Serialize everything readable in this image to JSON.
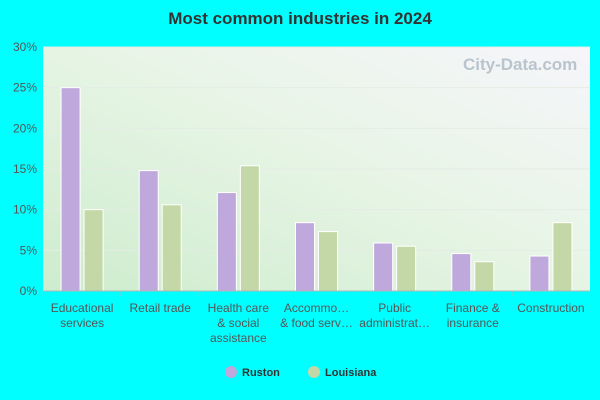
{
  "watermark": "City-Data.com",
  "chart_data": {
    "type": "bar",
    "title": "Most common industries in 2024",
    "categories": [
      [
        "Educational",
        "services"
      ],
      [
        "Retail trade"
      ],
      [
        "Health care",
        "& social",
        "assistance"
      ],
      [
        "Accommo…",
        "& food serv…"
      ],
      [
        "Public",
        "administrat…"
      ],
      [
        "Finance &",
        "insurance"
      ],
      [
        "Construction"
      ]
    ],
    "series": [
      {
        "name": "Ruston",
        "color": "#bea8dc",
        "values": [
          25.0,
          14.8,
          12.1,
          8.4,
          5.9,
          4.6,
          4.3
        ]
      },
      {
        "name": "Louisiana",
        "color": "#c3d8a6",
        "values": [
          10.0,
          10.6,
          15.4,
          7.3,
          5.5,
          3.6,
          8.4
        ]
      }
    ],
    "yticks": [
      "0%",
      "5%",
      "10%",
      "15%",
      "20%",
      "25%",
      "30%"
    ],
    "ylim": [
      0,
      30
    ],
    "grid": true,
    "legend": "bottom"
  }
}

----

▶ _Exercise details_:
Copy the data character for character, but drop all pictures from the copy.

▶ _Finished exercise_:
Serialize everything readable in this image to JSON.
{
  "watermark": "City-Data.com",
  "chart_data": {
    "type": "bar",
    "title": "Most common industries in 2024",
    "categories": [
      [
        "Educational",
        "services"
      ],
      [
        "Retail trade"
      ],
      [
        "Health care",
        "& social",
        "assistance"
      ],
      [
        "Accommo…",
        "& food serv…"
      ],
      [
        "Public",
        "administrat…"
      ],
      [
        "Finance &",
        "insurance"
      ],
      [
        "Construction"
      ]
    ],
    "series": [
      {
        "name": "Ruston",
        "color": "#bea8dc",
        "values": [
          25.0,
          14.8,
          12.1,
          8.4,
          5.9,
          4.6,
          4.3
        ]
      },
      {
        "name": "Louisiana",
        "color": "#c3d8a6",
        "values": [
          10.0,
          10.6,
          15.4,
          7.3,
          5.5,
          3.6,
          8.4
        ]
      }
    ],
    "yticks": [
      "0%",
      "5%",
      "10%",
      "15%",
      "20%",
      "25%",
      "30%"
    ],
    "ylim": [
      0,
      30
    ],
    "grid": true,
    "legend": "bottom"
  }
}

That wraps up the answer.